:: Stored records ::
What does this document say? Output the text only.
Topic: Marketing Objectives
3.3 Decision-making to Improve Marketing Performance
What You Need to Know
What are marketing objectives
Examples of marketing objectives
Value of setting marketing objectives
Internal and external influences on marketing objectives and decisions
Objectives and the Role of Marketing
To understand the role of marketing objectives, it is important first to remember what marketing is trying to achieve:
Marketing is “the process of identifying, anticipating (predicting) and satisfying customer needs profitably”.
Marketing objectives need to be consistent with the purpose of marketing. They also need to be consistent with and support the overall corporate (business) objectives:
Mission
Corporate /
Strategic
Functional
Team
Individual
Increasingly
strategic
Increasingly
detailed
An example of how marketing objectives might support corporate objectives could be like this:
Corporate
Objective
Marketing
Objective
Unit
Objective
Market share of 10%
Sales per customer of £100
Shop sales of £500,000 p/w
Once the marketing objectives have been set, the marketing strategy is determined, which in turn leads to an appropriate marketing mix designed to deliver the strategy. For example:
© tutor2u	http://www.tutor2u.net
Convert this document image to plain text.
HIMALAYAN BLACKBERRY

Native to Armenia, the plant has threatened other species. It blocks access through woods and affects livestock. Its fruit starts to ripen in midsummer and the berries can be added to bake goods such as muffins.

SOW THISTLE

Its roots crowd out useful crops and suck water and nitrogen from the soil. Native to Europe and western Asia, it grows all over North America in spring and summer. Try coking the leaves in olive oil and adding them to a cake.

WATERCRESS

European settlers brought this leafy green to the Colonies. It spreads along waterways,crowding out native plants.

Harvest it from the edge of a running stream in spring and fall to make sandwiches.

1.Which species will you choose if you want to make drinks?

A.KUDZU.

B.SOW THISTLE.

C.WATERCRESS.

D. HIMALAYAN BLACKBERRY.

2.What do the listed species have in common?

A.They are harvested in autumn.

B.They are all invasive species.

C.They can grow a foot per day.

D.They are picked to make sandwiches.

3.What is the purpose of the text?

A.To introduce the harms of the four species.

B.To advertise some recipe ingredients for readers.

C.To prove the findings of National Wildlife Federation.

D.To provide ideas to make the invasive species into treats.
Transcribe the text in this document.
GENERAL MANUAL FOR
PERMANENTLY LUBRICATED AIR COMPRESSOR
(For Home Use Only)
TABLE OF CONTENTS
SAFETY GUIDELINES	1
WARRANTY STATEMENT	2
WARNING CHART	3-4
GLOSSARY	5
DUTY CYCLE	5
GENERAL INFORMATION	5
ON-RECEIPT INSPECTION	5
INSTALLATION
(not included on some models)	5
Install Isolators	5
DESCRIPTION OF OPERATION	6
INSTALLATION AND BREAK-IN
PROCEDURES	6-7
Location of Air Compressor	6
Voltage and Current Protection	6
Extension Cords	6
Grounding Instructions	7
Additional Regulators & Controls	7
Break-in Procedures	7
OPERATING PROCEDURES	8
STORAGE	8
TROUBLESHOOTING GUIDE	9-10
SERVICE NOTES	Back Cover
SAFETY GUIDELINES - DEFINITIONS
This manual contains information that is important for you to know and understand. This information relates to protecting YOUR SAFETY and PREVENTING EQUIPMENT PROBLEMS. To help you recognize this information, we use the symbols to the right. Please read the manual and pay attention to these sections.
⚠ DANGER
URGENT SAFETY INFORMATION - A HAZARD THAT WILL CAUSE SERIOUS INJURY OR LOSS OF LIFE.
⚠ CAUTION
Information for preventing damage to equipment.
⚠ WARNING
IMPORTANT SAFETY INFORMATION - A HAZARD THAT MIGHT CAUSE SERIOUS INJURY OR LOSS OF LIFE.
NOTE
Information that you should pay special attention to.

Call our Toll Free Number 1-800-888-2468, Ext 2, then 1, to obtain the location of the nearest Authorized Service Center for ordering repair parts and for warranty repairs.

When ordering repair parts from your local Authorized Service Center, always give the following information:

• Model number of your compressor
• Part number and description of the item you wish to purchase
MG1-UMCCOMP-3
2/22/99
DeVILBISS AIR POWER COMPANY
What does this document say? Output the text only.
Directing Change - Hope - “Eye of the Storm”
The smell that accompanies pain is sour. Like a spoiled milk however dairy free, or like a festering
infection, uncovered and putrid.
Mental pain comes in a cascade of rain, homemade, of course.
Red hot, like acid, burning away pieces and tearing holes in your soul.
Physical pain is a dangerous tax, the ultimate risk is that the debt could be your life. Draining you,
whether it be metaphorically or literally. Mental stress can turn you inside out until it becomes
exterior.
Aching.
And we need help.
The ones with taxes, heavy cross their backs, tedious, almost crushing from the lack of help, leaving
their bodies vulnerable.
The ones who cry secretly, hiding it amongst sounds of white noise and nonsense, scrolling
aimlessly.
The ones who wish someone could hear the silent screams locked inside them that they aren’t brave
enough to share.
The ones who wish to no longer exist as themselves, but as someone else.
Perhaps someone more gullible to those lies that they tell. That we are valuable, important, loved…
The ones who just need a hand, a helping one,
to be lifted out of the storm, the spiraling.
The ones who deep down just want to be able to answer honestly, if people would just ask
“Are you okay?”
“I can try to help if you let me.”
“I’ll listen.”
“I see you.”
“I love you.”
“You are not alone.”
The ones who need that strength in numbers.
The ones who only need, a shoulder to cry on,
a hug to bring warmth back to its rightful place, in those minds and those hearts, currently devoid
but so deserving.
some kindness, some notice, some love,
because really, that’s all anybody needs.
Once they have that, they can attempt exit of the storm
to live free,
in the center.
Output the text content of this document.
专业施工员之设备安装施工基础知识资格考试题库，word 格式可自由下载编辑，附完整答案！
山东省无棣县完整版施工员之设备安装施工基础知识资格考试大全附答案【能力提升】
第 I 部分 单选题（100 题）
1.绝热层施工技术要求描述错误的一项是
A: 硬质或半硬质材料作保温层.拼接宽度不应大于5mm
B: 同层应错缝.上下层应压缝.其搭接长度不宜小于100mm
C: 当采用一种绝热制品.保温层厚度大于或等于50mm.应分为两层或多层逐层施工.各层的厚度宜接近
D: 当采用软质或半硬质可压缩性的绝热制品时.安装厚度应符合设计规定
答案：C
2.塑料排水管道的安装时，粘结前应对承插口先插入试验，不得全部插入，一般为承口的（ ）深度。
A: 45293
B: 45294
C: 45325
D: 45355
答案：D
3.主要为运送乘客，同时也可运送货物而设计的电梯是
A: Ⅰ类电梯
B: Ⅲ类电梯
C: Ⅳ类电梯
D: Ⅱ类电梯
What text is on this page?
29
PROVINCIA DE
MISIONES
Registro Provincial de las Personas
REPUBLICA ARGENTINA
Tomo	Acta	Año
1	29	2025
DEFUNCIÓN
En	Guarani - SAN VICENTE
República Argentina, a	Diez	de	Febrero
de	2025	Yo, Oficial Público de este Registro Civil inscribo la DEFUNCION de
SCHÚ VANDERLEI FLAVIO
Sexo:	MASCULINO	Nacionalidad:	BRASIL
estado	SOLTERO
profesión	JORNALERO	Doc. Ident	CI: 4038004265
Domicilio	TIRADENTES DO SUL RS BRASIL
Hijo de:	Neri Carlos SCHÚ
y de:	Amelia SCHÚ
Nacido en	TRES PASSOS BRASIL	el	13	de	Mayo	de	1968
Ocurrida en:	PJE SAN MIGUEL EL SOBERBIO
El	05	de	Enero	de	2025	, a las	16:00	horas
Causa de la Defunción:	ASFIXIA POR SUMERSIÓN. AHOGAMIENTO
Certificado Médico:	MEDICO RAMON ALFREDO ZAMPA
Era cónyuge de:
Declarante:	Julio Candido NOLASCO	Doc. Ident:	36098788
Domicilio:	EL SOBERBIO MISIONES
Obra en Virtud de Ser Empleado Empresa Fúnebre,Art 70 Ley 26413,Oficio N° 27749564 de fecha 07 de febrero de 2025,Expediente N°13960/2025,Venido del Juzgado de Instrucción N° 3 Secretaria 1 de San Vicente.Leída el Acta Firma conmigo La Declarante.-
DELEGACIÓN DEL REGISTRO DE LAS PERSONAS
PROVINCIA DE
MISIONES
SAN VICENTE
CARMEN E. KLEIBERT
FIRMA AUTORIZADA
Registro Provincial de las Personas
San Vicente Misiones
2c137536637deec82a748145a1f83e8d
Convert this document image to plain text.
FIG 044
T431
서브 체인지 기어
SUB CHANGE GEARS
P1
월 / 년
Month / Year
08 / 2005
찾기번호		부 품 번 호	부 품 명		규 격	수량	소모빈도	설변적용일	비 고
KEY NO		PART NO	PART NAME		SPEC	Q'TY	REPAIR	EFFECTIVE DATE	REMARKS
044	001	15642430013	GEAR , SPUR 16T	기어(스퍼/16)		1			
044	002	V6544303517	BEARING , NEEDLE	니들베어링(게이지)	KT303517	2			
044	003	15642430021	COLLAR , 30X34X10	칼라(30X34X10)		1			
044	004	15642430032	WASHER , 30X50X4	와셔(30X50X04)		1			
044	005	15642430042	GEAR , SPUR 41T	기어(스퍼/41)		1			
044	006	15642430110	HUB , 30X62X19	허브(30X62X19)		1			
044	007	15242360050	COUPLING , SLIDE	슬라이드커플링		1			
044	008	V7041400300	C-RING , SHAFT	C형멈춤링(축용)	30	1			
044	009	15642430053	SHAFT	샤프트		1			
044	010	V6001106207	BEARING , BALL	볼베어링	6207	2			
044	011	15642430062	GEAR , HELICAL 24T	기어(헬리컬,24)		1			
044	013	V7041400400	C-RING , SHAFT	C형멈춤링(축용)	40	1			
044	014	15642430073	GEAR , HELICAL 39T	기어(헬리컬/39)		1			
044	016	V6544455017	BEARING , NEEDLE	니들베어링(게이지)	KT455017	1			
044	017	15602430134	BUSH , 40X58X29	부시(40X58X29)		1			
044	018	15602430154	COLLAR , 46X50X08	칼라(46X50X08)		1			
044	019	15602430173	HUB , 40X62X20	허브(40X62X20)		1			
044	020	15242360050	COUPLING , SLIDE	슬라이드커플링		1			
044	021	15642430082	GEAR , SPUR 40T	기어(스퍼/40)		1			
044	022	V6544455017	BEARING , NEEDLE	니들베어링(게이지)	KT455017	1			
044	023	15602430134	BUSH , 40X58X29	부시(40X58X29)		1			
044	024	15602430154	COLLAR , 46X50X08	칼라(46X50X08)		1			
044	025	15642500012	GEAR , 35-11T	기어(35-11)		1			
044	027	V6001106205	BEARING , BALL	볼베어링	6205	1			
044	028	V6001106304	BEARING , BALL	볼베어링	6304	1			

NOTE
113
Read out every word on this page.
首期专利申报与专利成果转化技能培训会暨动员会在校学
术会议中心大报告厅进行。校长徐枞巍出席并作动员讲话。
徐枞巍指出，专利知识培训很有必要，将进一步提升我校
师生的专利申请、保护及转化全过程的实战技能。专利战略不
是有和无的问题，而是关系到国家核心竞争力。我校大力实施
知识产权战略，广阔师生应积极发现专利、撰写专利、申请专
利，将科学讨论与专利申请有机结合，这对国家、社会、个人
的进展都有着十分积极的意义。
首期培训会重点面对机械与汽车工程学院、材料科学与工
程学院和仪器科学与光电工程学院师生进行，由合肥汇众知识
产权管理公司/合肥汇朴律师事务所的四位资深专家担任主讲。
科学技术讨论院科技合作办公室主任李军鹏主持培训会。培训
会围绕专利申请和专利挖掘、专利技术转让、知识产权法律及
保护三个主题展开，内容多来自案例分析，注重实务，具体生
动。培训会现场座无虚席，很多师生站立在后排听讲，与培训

:: What you need to do ::
Copy out every line of the listing that includes the string "INJURY".

:: Problem solution ::
URGENT SAFETY INFORMATION - A HAZARD THAT WILL CAUSE SERIOUS INJURY OR LOSS OF LIFE.
IMPORTANT SAFETY INFORMATION - A HAZARD THAT MIGHT CAUSE SERIOUS INJURY OR LOSS OF LIFE.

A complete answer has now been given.